Answer with one number only: the number of lines that contain "type".
%%
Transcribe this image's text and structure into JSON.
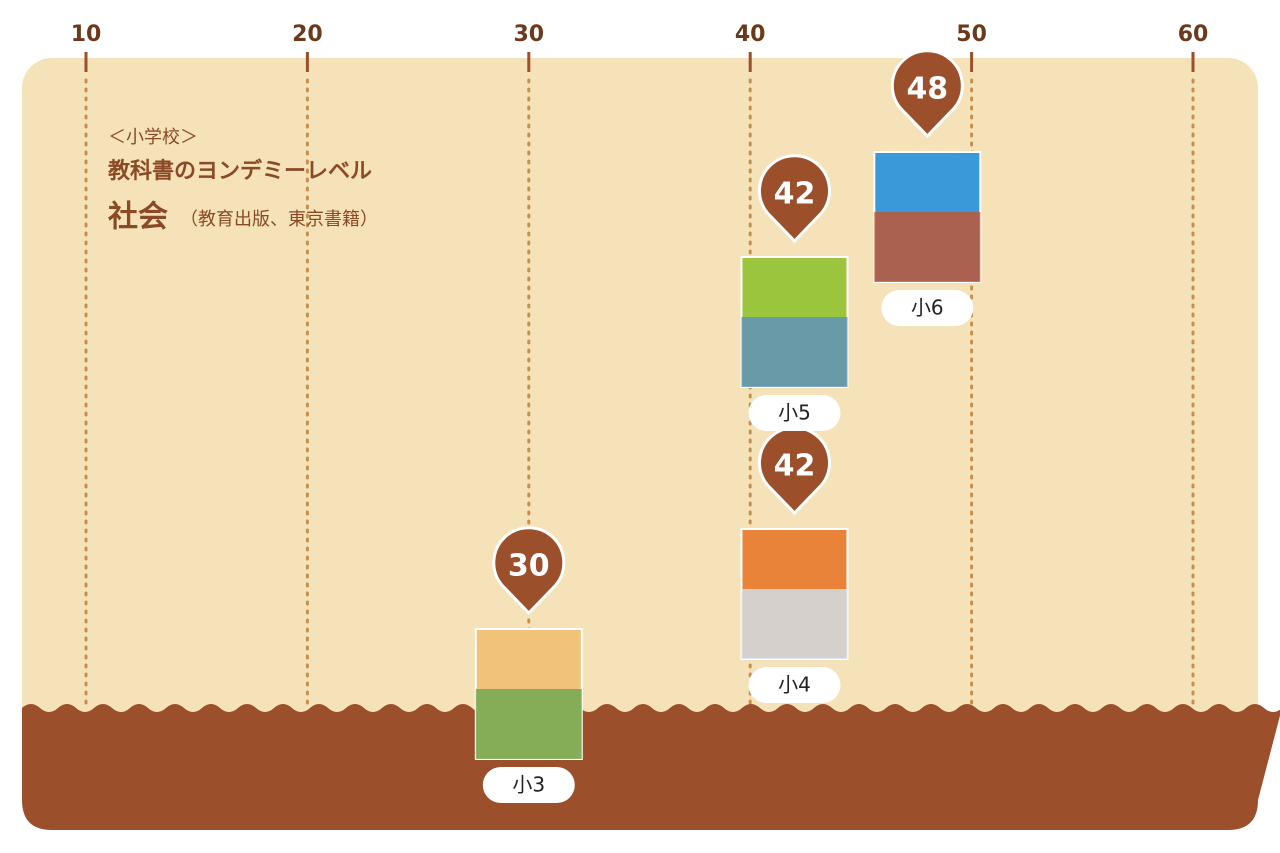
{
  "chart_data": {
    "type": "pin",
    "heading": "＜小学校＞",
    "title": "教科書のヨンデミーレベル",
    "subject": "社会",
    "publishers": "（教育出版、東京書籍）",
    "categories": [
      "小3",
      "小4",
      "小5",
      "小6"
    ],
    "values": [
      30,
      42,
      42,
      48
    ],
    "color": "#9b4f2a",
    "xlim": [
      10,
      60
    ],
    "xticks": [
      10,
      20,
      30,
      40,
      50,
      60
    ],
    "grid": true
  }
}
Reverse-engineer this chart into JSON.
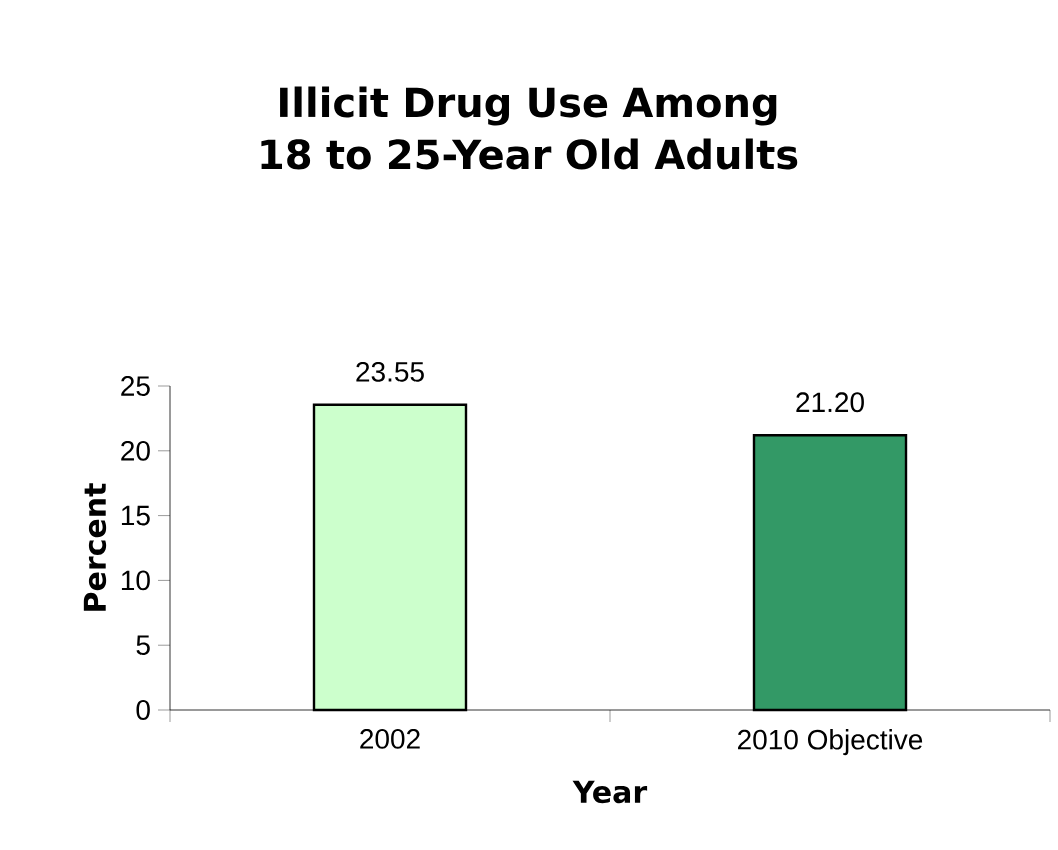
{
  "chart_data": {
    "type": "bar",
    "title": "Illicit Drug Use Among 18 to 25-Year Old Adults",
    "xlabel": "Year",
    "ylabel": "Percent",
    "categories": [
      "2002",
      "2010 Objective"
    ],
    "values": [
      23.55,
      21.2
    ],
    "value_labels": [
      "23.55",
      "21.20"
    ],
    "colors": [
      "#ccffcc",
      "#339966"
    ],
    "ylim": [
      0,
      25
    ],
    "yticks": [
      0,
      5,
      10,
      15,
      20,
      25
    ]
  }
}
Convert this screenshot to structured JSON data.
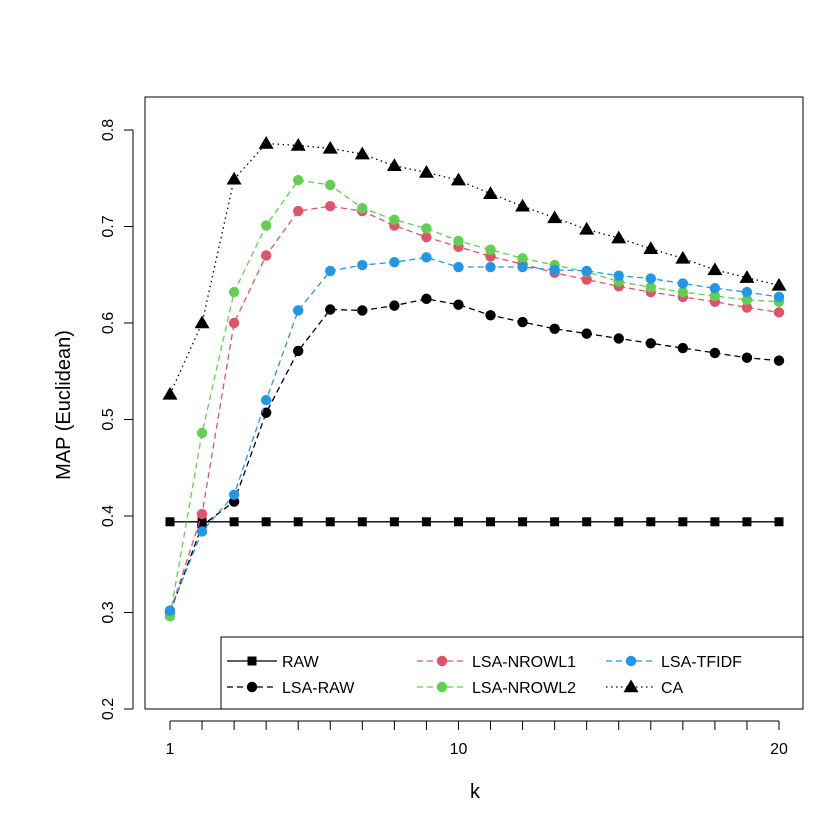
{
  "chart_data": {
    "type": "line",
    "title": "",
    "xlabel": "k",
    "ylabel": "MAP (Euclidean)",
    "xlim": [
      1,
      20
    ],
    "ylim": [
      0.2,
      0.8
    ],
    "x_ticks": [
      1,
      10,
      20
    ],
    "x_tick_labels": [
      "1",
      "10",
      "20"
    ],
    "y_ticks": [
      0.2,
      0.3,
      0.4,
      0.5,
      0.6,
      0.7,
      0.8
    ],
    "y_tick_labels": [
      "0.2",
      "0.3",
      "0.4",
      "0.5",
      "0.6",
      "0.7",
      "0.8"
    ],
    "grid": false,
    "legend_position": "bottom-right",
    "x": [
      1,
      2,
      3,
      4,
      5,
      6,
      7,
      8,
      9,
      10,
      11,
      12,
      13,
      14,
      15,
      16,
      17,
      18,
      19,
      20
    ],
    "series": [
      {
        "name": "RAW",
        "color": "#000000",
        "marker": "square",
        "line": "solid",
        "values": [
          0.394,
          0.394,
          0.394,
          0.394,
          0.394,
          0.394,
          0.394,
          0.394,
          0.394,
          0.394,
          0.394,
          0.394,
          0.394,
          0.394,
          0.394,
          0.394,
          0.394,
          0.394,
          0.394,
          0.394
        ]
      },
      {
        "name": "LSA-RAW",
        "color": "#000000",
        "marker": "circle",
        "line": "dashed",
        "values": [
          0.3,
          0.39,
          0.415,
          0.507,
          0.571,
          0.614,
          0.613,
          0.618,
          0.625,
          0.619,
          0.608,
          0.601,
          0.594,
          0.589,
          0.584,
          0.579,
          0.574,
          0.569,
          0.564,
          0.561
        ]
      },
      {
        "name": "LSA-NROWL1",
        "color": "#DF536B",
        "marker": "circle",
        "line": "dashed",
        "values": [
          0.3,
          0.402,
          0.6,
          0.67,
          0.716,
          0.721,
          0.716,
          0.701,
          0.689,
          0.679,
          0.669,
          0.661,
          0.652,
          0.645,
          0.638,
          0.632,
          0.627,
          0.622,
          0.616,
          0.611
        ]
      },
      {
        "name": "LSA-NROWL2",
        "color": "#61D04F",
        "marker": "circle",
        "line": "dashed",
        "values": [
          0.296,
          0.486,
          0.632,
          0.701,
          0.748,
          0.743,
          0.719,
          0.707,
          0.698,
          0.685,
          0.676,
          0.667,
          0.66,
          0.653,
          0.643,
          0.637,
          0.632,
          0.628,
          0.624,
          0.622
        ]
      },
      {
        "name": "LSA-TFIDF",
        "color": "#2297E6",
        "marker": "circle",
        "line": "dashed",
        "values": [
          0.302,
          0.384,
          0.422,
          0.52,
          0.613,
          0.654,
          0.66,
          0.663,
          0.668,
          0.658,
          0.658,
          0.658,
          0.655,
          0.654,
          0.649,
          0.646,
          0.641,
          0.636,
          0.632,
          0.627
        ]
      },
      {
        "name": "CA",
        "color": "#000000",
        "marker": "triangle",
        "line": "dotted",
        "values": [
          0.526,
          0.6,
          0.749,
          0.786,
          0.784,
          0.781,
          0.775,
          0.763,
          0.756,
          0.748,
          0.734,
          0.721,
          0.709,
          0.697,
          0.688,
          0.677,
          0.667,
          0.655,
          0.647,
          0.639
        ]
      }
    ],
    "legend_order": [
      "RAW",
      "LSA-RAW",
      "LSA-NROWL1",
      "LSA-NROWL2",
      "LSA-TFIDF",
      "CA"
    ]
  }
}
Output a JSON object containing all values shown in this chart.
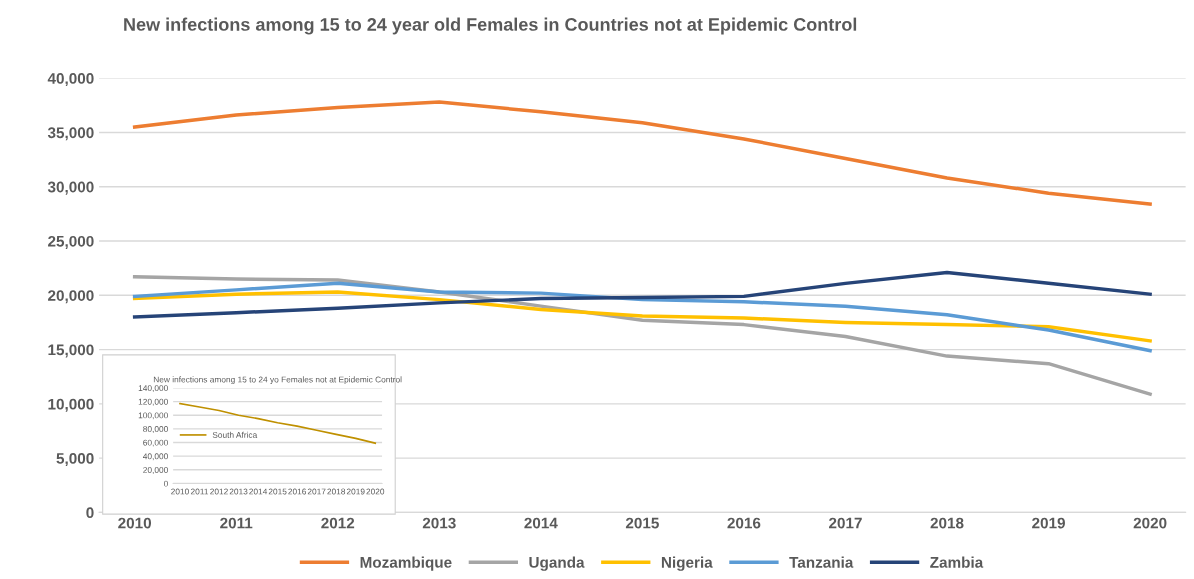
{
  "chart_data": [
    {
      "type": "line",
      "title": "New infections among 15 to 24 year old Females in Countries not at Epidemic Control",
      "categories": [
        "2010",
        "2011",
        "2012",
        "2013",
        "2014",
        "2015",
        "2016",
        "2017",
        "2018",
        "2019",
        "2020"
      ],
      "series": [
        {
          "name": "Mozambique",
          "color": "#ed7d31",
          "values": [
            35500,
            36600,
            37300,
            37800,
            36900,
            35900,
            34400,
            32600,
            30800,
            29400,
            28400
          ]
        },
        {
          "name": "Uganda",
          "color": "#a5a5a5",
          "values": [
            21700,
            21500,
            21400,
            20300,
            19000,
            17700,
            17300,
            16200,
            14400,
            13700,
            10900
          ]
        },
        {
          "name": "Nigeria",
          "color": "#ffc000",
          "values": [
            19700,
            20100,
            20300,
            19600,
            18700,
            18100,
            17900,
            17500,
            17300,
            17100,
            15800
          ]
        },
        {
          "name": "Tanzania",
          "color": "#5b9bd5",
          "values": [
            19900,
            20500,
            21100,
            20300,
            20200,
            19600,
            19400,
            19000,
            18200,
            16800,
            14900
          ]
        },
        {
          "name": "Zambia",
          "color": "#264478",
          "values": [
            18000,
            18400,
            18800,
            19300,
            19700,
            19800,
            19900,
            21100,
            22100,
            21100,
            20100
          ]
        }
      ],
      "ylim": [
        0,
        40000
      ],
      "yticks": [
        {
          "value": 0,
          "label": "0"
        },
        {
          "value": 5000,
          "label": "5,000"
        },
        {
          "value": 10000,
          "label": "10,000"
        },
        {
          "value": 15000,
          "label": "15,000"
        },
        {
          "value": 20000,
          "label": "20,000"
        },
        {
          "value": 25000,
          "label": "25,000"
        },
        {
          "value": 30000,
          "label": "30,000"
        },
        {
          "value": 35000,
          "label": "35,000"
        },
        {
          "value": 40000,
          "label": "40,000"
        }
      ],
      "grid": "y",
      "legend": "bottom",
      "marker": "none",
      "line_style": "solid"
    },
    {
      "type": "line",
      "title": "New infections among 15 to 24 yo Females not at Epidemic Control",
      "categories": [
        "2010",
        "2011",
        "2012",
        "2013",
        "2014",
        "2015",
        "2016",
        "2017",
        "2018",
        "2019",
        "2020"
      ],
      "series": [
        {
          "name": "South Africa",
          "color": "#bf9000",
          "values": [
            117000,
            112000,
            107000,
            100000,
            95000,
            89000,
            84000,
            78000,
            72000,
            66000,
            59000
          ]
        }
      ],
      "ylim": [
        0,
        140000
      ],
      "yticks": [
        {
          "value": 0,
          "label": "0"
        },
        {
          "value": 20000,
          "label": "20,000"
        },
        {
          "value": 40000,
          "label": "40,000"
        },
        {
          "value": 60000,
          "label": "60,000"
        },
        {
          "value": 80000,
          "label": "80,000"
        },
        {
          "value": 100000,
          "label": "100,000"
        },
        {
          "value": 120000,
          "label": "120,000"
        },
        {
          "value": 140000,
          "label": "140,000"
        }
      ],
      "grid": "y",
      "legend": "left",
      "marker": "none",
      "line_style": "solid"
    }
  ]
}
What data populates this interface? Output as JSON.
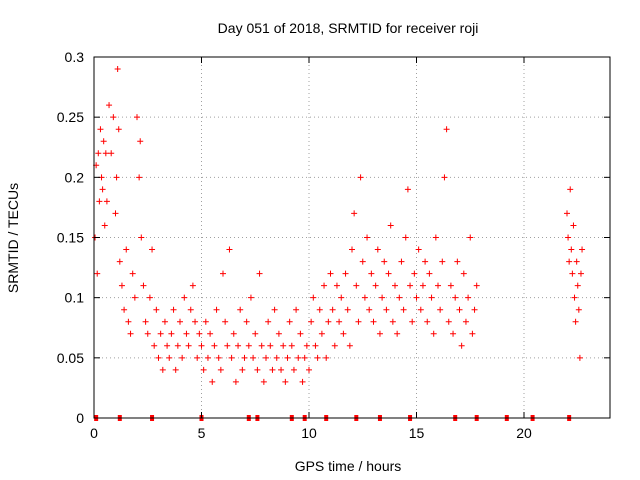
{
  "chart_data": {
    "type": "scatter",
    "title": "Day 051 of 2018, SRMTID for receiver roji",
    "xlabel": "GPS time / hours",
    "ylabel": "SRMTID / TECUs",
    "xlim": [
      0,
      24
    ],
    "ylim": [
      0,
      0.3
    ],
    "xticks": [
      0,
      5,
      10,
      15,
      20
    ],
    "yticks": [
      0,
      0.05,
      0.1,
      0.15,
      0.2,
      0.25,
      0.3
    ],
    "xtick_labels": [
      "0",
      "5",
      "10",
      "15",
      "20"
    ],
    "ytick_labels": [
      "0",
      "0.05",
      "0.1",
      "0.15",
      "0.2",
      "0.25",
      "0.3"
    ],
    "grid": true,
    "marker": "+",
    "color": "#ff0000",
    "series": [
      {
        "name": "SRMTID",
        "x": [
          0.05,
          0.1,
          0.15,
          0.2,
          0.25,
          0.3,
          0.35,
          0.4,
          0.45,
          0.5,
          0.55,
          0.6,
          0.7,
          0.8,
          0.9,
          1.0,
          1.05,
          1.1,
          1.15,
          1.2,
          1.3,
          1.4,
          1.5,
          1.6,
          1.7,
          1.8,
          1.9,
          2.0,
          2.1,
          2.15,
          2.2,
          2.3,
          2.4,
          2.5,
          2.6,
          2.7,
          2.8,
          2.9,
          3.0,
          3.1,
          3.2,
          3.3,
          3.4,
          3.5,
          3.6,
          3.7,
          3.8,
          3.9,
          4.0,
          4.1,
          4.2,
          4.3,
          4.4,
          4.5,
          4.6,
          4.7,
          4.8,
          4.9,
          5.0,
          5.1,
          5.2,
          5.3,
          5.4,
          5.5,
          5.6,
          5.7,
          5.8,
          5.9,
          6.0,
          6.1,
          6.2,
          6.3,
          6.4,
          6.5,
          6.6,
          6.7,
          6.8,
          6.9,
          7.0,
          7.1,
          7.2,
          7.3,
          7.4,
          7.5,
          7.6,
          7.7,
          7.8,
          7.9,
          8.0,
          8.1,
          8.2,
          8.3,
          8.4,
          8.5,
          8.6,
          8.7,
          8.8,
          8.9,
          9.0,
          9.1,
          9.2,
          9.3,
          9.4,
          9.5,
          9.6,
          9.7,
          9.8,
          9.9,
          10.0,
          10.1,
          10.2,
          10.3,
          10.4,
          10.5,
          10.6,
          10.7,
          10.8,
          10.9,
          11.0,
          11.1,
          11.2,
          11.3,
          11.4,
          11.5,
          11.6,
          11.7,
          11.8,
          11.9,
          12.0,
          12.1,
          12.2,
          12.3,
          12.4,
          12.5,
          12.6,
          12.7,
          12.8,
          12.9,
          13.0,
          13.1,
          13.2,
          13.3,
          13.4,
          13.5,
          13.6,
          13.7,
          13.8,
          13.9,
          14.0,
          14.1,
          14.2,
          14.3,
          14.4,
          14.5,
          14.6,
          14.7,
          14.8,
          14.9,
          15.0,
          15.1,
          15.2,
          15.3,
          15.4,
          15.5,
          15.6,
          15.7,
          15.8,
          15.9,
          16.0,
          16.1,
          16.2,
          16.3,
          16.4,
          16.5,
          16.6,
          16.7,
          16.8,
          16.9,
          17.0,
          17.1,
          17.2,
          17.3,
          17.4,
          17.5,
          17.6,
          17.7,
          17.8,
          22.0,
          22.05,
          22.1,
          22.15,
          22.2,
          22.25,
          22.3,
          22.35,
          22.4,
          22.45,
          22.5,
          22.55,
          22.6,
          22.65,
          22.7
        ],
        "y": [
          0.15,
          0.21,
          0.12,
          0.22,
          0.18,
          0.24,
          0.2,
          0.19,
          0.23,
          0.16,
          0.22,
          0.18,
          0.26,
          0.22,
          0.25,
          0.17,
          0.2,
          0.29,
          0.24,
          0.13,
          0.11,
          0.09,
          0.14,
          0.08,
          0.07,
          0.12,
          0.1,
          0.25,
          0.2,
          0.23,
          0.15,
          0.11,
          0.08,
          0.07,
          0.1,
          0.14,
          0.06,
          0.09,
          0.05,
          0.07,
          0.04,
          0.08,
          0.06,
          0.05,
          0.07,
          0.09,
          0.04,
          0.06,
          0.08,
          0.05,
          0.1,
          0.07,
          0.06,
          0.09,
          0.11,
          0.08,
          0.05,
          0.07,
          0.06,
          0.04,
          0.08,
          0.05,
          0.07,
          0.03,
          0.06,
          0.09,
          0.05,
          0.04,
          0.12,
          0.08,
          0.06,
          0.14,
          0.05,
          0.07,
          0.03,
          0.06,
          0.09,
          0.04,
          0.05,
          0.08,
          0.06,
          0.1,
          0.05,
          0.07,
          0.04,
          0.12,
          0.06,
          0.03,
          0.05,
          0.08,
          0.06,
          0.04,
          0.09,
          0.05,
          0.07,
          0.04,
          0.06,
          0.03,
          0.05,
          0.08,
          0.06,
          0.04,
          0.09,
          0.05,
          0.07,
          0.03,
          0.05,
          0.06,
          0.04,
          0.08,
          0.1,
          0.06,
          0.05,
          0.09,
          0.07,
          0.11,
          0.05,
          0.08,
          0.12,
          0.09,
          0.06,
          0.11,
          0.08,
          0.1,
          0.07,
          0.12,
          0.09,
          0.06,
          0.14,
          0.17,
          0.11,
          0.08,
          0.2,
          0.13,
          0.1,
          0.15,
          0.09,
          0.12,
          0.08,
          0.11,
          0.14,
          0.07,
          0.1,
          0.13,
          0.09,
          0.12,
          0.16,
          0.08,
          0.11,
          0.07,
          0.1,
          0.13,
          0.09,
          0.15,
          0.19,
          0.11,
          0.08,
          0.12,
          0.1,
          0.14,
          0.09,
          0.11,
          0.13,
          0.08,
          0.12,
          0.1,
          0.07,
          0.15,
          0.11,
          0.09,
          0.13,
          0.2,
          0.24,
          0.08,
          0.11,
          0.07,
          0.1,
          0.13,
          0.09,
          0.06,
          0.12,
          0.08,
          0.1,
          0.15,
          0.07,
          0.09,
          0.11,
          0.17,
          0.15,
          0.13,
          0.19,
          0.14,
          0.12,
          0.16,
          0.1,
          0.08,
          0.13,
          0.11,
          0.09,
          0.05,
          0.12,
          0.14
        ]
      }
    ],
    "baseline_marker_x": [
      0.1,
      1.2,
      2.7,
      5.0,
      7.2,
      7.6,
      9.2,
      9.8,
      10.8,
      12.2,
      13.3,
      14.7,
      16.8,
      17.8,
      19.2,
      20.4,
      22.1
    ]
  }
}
%%
* SOLUTION TO THE PROBLEM *
6